WRITTEN REQUEST
Read the records below and copy each line that contains "true".

MATERIAL SHOWN
——

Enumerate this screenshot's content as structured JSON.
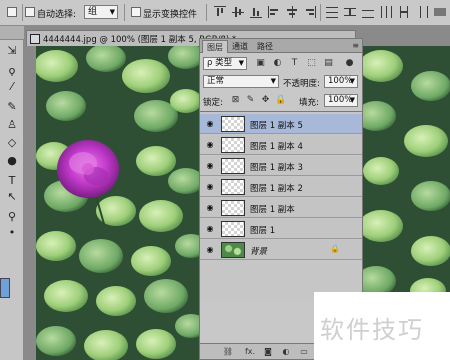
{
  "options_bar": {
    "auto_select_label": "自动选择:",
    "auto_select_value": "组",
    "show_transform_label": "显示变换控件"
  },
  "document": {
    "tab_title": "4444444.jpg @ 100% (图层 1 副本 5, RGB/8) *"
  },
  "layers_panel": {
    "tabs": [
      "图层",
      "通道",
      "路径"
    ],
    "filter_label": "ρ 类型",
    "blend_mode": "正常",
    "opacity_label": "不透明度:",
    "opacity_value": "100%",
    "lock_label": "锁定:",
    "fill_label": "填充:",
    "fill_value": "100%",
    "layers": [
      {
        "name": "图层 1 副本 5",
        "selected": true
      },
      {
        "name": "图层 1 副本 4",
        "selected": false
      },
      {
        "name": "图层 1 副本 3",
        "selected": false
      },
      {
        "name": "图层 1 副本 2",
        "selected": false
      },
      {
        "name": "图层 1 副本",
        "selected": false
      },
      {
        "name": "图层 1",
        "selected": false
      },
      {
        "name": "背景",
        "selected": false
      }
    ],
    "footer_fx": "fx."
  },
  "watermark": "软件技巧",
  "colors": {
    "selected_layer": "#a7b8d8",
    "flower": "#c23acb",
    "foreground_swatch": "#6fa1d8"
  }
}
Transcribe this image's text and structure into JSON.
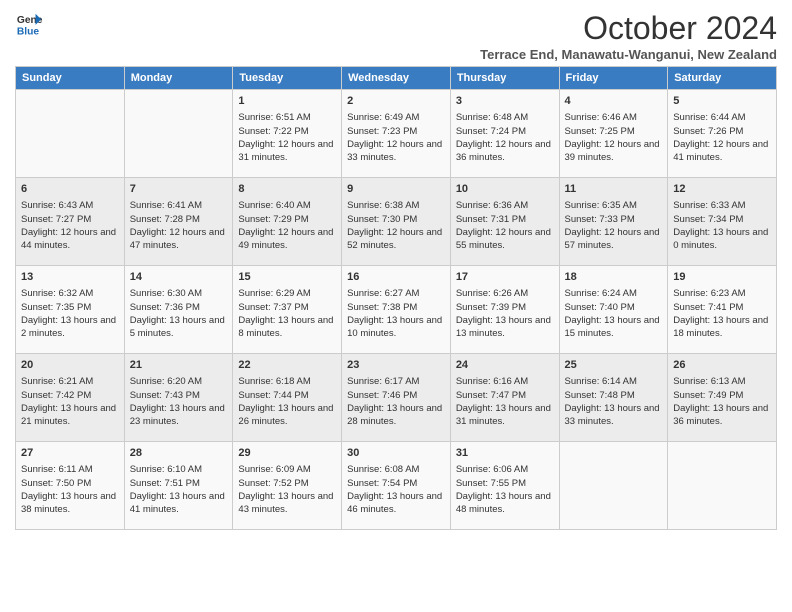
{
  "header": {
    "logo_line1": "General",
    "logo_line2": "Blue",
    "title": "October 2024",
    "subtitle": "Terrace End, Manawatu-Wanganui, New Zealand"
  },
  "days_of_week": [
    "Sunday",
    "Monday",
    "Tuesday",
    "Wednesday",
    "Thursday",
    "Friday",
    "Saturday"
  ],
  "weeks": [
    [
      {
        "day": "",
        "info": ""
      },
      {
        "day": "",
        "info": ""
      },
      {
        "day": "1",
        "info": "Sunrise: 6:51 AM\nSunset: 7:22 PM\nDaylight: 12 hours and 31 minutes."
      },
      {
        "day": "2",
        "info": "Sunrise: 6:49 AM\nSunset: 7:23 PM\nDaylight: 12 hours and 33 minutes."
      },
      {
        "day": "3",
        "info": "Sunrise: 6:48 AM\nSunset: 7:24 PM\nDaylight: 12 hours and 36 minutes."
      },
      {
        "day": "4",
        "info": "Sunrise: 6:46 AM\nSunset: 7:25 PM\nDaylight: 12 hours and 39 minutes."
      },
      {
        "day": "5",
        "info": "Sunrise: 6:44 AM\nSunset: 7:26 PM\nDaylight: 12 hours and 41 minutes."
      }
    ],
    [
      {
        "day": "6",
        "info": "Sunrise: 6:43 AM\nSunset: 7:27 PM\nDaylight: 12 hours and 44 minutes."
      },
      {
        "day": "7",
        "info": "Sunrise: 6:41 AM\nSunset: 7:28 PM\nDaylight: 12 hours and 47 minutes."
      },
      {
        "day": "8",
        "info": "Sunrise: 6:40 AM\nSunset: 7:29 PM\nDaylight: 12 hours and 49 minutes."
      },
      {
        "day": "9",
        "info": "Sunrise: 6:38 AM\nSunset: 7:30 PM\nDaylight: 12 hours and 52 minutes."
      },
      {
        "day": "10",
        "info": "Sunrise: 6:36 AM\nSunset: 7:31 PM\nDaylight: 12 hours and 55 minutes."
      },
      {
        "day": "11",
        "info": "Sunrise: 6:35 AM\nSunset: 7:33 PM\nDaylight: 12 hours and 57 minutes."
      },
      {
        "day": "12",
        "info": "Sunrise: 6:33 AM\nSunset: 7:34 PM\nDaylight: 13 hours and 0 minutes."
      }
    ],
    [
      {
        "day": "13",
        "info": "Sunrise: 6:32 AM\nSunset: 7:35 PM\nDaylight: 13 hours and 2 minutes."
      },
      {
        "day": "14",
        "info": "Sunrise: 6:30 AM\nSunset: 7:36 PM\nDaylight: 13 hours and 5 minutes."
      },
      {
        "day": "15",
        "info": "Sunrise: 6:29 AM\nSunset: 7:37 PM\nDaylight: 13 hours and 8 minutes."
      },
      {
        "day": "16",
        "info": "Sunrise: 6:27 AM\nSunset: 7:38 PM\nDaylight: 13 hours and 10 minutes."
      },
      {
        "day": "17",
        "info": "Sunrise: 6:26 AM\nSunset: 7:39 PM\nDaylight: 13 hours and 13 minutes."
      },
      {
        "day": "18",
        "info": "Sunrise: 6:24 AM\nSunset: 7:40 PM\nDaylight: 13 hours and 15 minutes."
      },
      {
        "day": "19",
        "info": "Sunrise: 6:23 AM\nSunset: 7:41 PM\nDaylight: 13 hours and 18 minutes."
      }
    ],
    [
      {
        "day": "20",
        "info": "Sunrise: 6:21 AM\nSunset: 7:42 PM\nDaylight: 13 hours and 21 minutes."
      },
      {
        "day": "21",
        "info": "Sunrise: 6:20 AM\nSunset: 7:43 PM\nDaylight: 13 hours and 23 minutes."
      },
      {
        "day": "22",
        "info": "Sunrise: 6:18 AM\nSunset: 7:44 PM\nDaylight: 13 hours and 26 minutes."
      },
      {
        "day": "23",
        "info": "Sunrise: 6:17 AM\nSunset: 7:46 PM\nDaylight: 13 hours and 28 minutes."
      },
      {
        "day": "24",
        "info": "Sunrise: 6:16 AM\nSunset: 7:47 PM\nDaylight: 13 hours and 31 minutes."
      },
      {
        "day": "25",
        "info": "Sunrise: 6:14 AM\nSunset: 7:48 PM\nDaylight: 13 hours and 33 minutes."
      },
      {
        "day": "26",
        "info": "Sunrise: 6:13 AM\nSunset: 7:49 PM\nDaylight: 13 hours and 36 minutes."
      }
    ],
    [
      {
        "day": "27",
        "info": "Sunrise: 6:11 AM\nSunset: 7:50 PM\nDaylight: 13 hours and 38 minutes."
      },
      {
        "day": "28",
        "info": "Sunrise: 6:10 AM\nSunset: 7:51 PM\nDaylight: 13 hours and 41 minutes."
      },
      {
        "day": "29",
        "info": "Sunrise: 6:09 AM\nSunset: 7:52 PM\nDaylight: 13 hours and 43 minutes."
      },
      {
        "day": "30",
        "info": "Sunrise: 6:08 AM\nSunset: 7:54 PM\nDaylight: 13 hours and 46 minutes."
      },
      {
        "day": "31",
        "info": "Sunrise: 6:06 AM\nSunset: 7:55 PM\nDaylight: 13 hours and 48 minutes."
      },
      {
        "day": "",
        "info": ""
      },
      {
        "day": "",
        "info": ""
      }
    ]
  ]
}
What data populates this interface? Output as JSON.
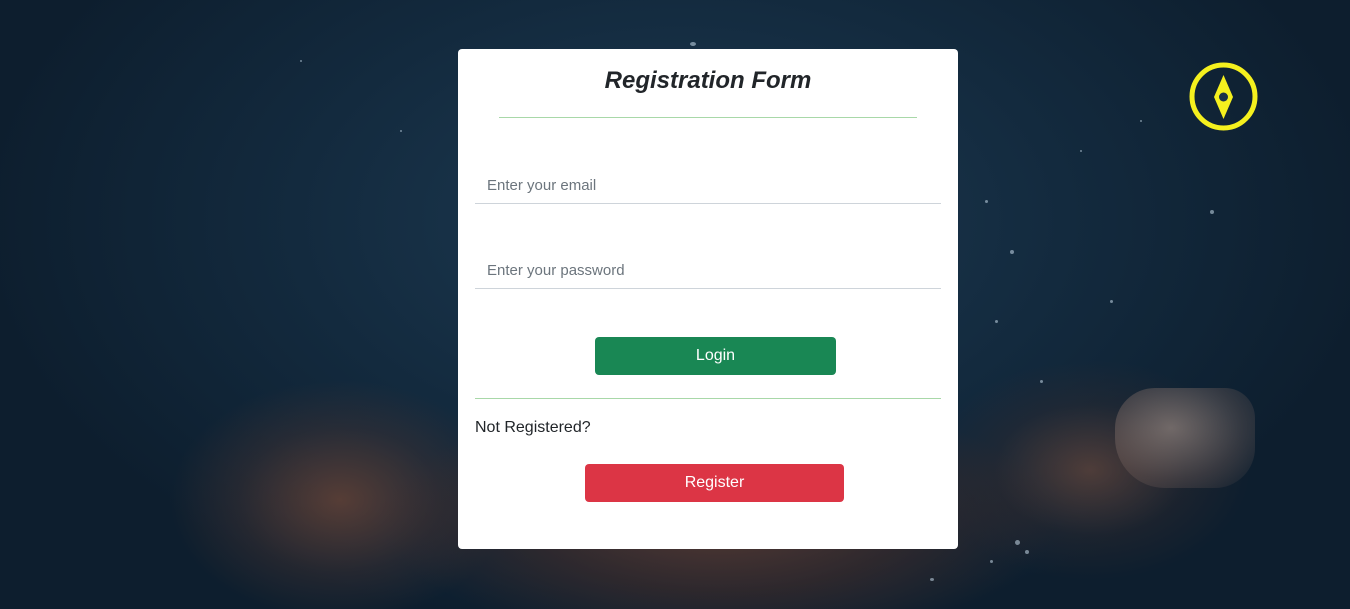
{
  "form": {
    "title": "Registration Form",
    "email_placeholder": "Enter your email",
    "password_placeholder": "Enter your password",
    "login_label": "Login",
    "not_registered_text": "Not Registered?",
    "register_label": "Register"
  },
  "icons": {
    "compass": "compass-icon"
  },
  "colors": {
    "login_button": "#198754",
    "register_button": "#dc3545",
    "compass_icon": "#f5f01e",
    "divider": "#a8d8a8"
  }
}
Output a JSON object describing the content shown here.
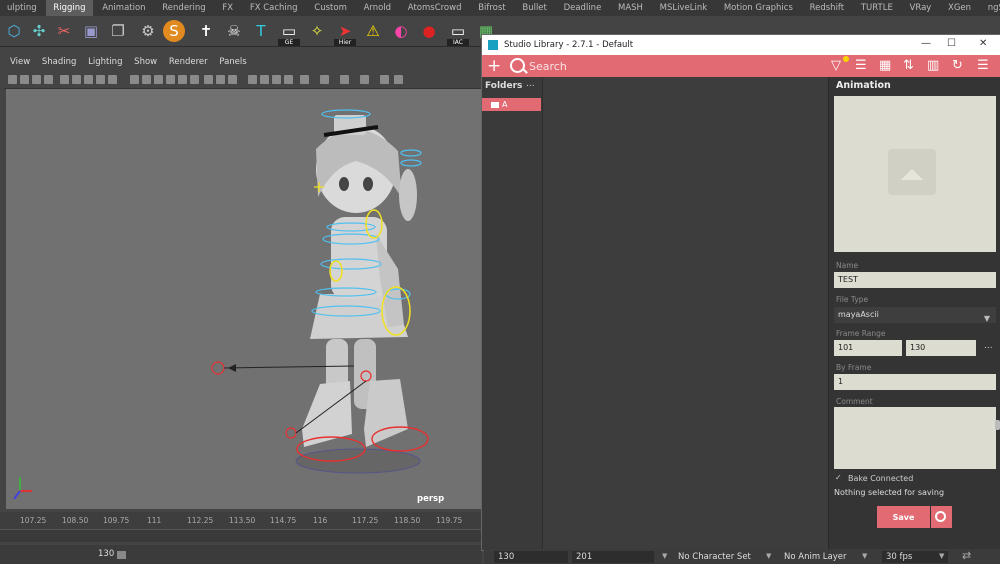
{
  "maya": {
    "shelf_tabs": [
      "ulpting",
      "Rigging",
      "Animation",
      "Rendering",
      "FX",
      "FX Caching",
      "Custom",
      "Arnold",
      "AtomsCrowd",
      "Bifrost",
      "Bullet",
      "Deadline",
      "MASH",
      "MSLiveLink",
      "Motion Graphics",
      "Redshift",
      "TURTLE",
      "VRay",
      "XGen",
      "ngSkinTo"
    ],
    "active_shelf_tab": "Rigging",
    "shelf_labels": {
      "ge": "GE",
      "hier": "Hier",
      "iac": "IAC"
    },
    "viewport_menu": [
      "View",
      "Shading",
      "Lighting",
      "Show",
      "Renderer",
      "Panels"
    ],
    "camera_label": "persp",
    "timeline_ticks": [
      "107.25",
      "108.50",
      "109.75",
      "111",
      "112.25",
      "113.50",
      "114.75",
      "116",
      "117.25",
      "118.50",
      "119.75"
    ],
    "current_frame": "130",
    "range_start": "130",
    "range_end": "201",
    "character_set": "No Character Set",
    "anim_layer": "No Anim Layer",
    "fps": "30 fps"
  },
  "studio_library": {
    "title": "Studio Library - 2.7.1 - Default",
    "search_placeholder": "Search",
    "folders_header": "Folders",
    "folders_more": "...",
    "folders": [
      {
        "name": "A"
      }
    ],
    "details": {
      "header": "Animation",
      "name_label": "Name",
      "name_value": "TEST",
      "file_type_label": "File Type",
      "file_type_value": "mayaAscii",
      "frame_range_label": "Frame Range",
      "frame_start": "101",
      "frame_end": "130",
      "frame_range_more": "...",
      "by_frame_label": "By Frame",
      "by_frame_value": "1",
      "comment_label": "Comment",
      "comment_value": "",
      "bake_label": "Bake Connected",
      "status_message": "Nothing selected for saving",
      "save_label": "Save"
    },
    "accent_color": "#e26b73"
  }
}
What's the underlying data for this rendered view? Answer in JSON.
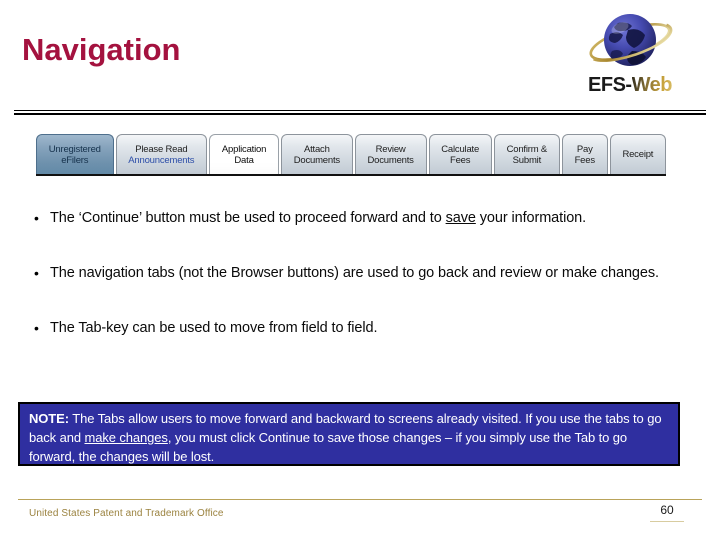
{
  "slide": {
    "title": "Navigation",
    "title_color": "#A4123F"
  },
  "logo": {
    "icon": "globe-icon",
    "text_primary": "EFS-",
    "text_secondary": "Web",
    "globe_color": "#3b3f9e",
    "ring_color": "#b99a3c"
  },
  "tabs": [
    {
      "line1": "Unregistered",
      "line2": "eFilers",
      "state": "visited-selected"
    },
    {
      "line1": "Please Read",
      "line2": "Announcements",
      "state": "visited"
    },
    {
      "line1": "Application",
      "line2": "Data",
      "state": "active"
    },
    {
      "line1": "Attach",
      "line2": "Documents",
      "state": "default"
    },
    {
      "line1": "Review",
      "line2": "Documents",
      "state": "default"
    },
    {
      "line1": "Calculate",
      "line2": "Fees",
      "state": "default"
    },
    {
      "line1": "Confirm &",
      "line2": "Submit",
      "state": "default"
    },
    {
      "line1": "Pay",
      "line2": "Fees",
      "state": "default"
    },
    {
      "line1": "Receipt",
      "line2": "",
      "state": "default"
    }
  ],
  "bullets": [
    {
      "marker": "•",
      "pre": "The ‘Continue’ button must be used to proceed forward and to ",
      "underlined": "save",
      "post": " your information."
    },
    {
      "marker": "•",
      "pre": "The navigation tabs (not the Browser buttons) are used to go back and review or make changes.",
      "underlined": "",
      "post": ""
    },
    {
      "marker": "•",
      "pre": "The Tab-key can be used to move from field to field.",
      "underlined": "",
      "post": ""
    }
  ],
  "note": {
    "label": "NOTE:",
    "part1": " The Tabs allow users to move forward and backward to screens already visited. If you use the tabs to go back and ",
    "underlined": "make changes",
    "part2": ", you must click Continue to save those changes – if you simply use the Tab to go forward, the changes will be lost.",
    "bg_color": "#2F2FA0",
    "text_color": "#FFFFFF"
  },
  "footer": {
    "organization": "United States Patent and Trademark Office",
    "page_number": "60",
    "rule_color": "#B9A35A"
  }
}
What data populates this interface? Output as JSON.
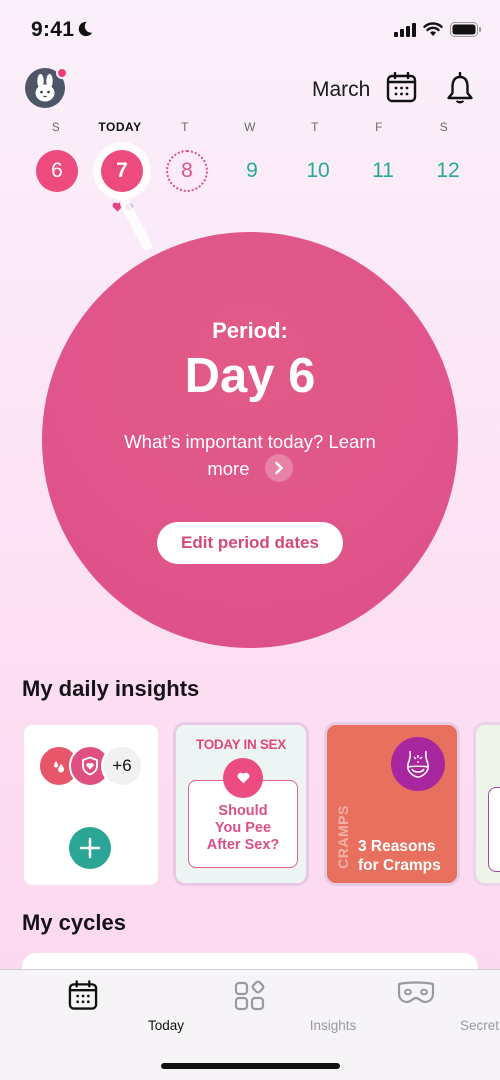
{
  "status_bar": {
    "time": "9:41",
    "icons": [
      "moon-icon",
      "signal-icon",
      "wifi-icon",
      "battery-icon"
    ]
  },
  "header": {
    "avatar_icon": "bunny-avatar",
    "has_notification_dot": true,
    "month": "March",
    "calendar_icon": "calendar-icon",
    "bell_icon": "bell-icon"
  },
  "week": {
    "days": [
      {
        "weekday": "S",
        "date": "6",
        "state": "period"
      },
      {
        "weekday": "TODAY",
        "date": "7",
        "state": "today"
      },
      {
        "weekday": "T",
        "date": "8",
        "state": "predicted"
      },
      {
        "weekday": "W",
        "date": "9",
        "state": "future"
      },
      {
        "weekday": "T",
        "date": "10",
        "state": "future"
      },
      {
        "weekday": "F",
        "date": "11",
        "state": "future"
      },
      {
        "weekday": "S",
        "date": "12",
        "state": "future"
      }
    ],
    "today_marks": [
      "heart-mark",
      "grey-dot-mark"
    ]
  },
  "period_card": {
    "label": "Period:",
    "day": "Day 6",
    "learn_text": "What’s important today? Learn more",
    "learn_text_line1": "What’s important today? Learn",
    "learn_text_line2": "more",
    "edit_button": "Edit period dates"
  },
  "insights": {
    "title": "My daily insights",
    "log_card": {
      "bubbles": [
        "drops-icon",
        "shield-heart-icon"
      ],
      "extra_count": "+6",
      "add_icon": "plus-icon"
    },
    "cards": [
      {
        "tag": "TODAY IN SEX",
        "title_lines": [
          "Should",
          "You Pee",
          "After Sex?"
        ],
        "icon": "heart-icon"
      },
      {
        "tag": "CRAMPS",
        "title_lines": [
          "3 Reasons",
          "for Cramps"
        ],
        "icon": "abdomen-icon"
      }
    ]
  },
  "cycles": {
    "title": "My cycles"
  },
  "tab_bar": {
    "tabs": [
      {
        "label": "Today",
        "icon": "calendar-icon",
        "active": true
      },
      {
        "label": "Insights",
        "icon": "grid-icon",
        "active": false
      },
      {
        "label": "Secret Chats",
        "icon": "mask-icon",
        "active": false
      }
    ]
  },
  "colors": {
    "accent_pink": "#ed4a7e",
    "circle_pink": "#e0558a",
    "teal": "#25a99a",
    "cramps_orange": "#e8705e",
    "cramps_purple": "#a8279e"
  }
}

——

TASK RESULT
        "selected": true
    "has_notification_dot": true,
        "active": true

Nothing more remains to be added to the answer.